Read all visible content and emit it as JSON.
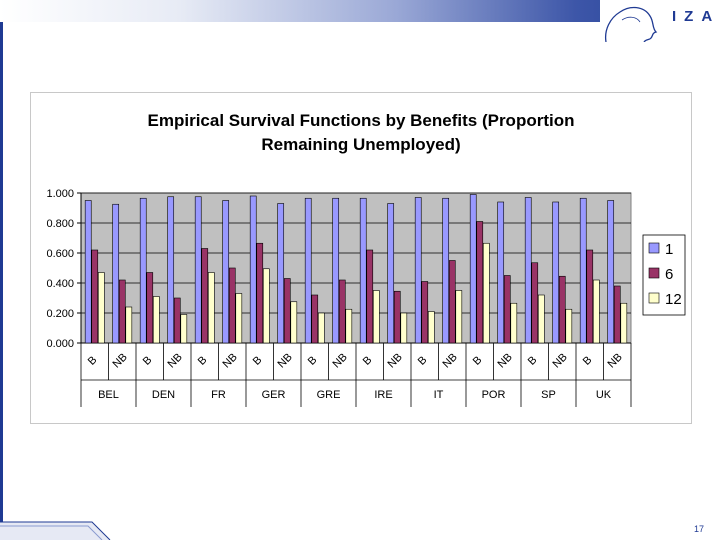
{
  "logo": {
    "text": "IZA"
  },
  "slide": {
    "page_number": "17"
  },
  "chart_data": {
    "type": "bar",
    "title_lines": [
      "Empirical Survival Functions by Benefits (Proportion",
      "Remaining Unemployed)"
    ],
    "countries": [
      "BEL",
      "DEN",
      "FR",
      "GER",
      "GRE",
      "IRE",
      "IT",
      "POR",
      "SP",
      "UK"
    ],
    "categories": [
      "B",
      "NB",
      "B",
      "NB",
      "B",
      "NB",
      "B",
      "NB",
      "B",
      "NB",
      "B",
      "NB",
      "B",
      "NB",
      "B",
      "NB",
      "B",
      "NB",
      "B",
      "NB"
    ],
    "series": [
      {
        "name": "1",
        "color": "#9999ff",
        "values": [
          0.95,
          0.925,
          0.965,
          0.975,
          0.975,
          0.95,
          0.98,
          0.93,
          0.965,
          0.965,
          0.965,
          0.93,
          0.97,
          0.965,
          0.99,
          0.94,
          0.97,
          0.94,
          0.965,
          0.95
        ]
      },
      {
        "name": "6",
        "color": "#993366",
        "values": [
          0.62,
          0.42,
          0.47,
          0.3,
          0.63,
          0.5,
          0.665,
          0.43,
          0.32,
          0.42,
          0.62,
          0.345,
          0.41,
          0.55,
          0.81,
          0.45,
          0.535,
          0.445,
          0.62,
          0.38
        ]
      },
      {
        "name": "12",
        "color": "#ffffcc",
        "values": [
          0.47,
          0.24,
          0.31,
          0.19,
          0.47,
          0.33,
          0.495,
          0.275,
          0.2,
          0.225,
          0.35,
          0.2,
          0.21,
          0.35,
          0.665,
          0.265,
          0.32,
          0.225,
          0.42,
          0.265
        ]
      }
    ],
    "ylim": [
      0,
      1
    ],
    "yticks": [
      "0.000",
      "0.200",
      "0.400",
      "0.600",
      "0.800",
      "1.000"
    ],
    "legend_position": "right",
    "plot_background": "#c0c0c0"
  }
}
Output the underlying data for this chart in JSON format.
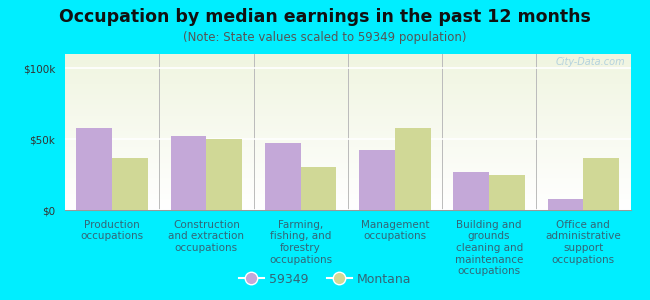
{
  "title": "Occupation by median earnings in the past 12 months",
  "subtitle": "(Note: State values scaled to 59349 population)",
  "categories": [
    "Production\noccupations",
    "Construction\nand extraction\noccupations",
    "Farming,\nfishing, and\nforestry\noccupations",
    "Management\noccupations",
    "Building and\ngrounds\ncleaning and\nmaintenance\noccupations",
    "Office and\nadministrative\nsupport\noccupations"
  ],
  "values_59349": [
    58000,
    52000,
    47000,
    42000,
    27000,
    8000
  ],
  "values_montana": [
    37000,
    50000,
    30000,
    58000,
    25000,
    37000
  ],
  "color_59349": "#c4a8d8",
  "color_montana": "#d0d896",
  "outer_bg": "#00eeff",
  "plot_bg_top": "#f0f5e0",
  "plot_bg_bottom": "#ffffff",
  "ylim": [
    0,
    110000
  ],
  "yticks": [
    0,
    50000,
    100000
  ],
  "ytick_labels": [
    "$0",
    "$50k",
    "$100k"
  ],
  "legend_label_1": "59349",
  "legend_label_2": "Montana",
  "bar_width": 0.38,
  "title_fontsize": 12.5,
  "subtitle_fontsize": 8.5,
  "tick_fontsize": 7.5,
  "legend_fontsize": 9,
  "watermark": "City-Data.com"
}
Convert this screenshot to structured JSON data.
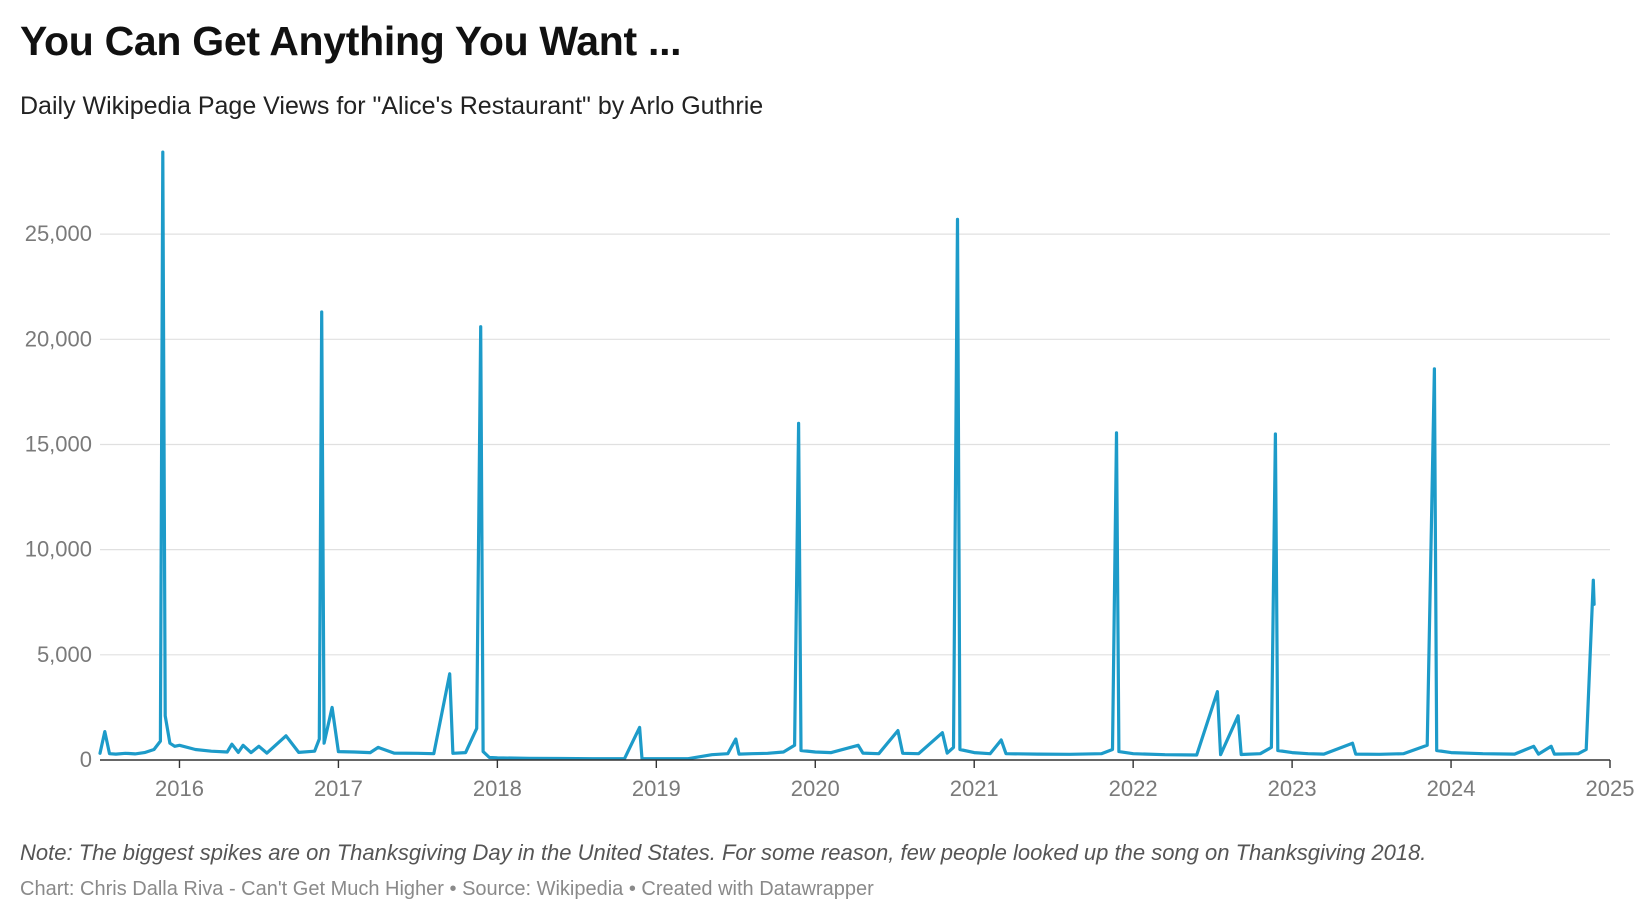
{
  "header": {
    "title": "You Can Get Anything You Want ...",
    "subtitle": "Daily Wikipedia Page Views for \"Alice's Restaurant\" by Arlo Guthrie"
  },
  "footer": {
    "note": "Note: The biggest spikes are on Thanksgiving Day in the United States. For some reason, few people looked up the song on Thanksgiving 2018.",
    "credit_chart": "Chart: Chris Dalla Riva - Can't Get Much Higher",
    "separator": " • ",
    "credit_source": "Source: Wikipedia",
    "credit_tool": "Created with Datawrapper"
  },
  "colors": {
    "line": "#1d9bc9",
    "grid": "#e0e0e0",
    "axis": "#333333",
    "tick_text": "#7a7a7a"
  },
  "chart_data": {
    "type": "line",
    "title": "You Can Get Anything You Want ...",
    "subtitle": "Daily Wikipedia Page Views for \"Alice's Restaurant\" by Arlo Guthrie",
    "xlabel": "",
    "ylabel": "",
    "xlim": [
      2015.5,
      2025.0
    ],
    "ylim": [
      0,
      29000
    ],
    "y_ticks": [
      0,
      5000,
      10000,
      15000,
      20000,
      25000
    ],
    "y_tick_labels": [
      "0",
      "5,000",
      "10,000",
      "15,000",
      "20,000",
      "25,000"
    ],
    "x_ticks": [
      2016,
      2017,
      2018,
      2019,
      2020,
      2021,
      2022,
      2023,
      2024,
      2025
    ],
    "x_tick_labels": [
      "2016",
      "2017",
      "2018",
      "2019",
      "2020",
      "2021",
      "2022",
      "2023",
      "2024",
      "2025"
    ],
    "grid": true,
    "legend": "none",
    "series": [
      {
        "values_note": "",
        "points": [
          [
            2015.5,
            320
          ],
          [
            2015.53,
            1350
          ],
          [
            2015.56,
            300
          ],
          [
            2015.6,
            280
          ],
          [
            2015.66,
            320
          ],
          [
            2015.72,
            290
          ],
          [
            2015.78,
            350
          ],
          [
            2015.84,
            500
          ],
          [
            2015.88,
            900
          ],
          [
            2015.895,
            28900
          ],
          [
            2015.91,
            2100
          ],
          [
            2015.94,
            800
          ],
          [
            2015.97,
            650
          ],
          [
            2016.0,
            700
          ],
          [
            2016.1,
            500
          ],
          [
            2016.2,
            420
          ],
          [
            2016.3,
            380
          ],
          [
            2016.33,
            750
          ],
          [
            2016.37,
            360
          ],
          [
            2016.4,
            700
          ],
          [
            2016.45,
            350
          ],
          [
            2016.5,
            650
          ],
          [
            2016.55,
            330
          ],
          [
            2016.67,
            1150
          ],
          [
            2016.75,
            360
          ],
          [
            2016.85,
            420
          ],
          [
            2016.88,
            1000
          ],
          [
            2016.895,
            21300
          ],
          [
            2016.91,
            800
          ],
          [
            2016.96,
            2500
          ],
          [
            2017.0,
            400
          ],
          [
            2017.1,
            380
          ],
          [
            2017.2,
            350
          ],
          [
            2017.25,
            600
          ],
          [
            2017.35,
            330
          ],
          [
            2017.5,
            320
          ],
          [
            2017.6,
            300
          ],
          [
            2017.7,
            4100
          ],
          [
            2017.72,
            320
          ],
          [
            2017.8,
            350
          ],
          [
            2017.87,
            1500
          ],
          [
            2017.895,
            20600
          ],
          [
            2017.91,
            400
          ],
          [
            2017.95,
            120
          ],
          [
            2018.0,
            100
          ],
          [
            2018.2,
            80
          ],
          [
            2018.4,
            70
          ],
          [
            2018.6,
            60
          ],
          [
            2018.8,
            60
          ],
          [
            2018.895,
            1550
          ],
          [
            2018.91,
            60
          ],
          [
            2019.0,
            60
          ],
          [
            2019.2,
            60
          ],
          [
            2019.35,
            250
          ],
          [
            2019.45,
            300
          ],
          [
            2019.5,
            1000
          ],
          [
            2019.52,
            280
          ],
          [
            2019.6,
            300
          ],
          [
            2019.7,
            320
          ],
          [
            2019.8,
            380
          ],
          [
            2019.87,
            700
          ],
          [
            2019.895,
            16000
          ],
          [
            2019.91,
            450
          ],
          [
            2020.0,
            380
          ],
          [
            2020.1,
            350
          ],
          [
            2020.27,
            700
          ],
          [
            2020.3,
            330
          ],
          [
            2020.4,
            300
          ],
          [
            2020.52,
            1400
          ],
          [
            2020.55,
            320
          ],
          [
            2020.65,
            300
          ],
          [
            2020.8,
            1300
          ],
          [
            2020.83,
            330
          ],
          [
            2020.87,
            600
          ],
          [
            2020.895,
            25700
          ],
          [
            2020.91,
            500
          ],
          [
            2021.0,
            350
          ],
          [
            2021.1,
            300
          ],
          [
            2021.17,
            950
          ],
          [
            2021.2,
            300
          ],
          [
            2021.4,
            280
          ],
          [
            2021.6,
            270
          ],
          [
            2021.8,
            300
          ],
          [
            2021.87,
            500
          ],
          [
            2021.895,
            15550
          ],
          [
            2021.91,
            400
          ],
          [
            2022.0,
            300
          ],
          [
            2022.2,
            250
          ],
          [
            2022.4,
            240
          ],
          [
            2022.53,
            3250
          ],
          [
            2022.55,
            250
          ],
          [
            2022.66,
            2100
          ],
          [
            2022.68,
            260
          ],
          [
            2022.8,
            300
          ],
          [
            2022.87,
            600
          ],
          [
            2022.895,
            15500
          ],
          [
            2022.91,
            450
          ],
          [
            2023.0,
            350
          ],
          [
            2023.1,
            300
          ],
          [
            2023.2,
            280
          ],
          [
            2023.38,
            800
          ],
          [
            2023.4,
            280
          ],
          [
            2023.55,
            270
          ],
          [
            2023.7,
            300
          ],
          [
            2023.85,
            700
          ],
          [
            2023.895,
            18600
          ],
          [
            2023.91,
            450
          ],
          [
            2024.0,
            350
          ],
          [
            2024.2,
            300
          ],
          [
            2024.4,
            280
          ],
          [
            2024.52,
            650
          ],
          [
            2024.55,
            280
          ],
          [
            2024.63,
            650
          ],
          [
            2024.65,
            280
          ],
          [
            2024.8,
            300
          ],
          [
            2024.85,
            500
          ],
          [
            2024.895,
            8550
          ],
          [
            2024.9,
            7400
          ]
        ]
      }
    ]
  }
}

______

→ Task statement: From the entries, report each line that includes the word "Alice".

→ The answer:
    "subtitle": "Daily Wikipedia Page Views for \"Alice's Restaurant\" by Arlo Guthrie"
    "subtitle": "Daily Wikipedia Page Views for \"Alice's Restaurant\" by Arlo Guthrie",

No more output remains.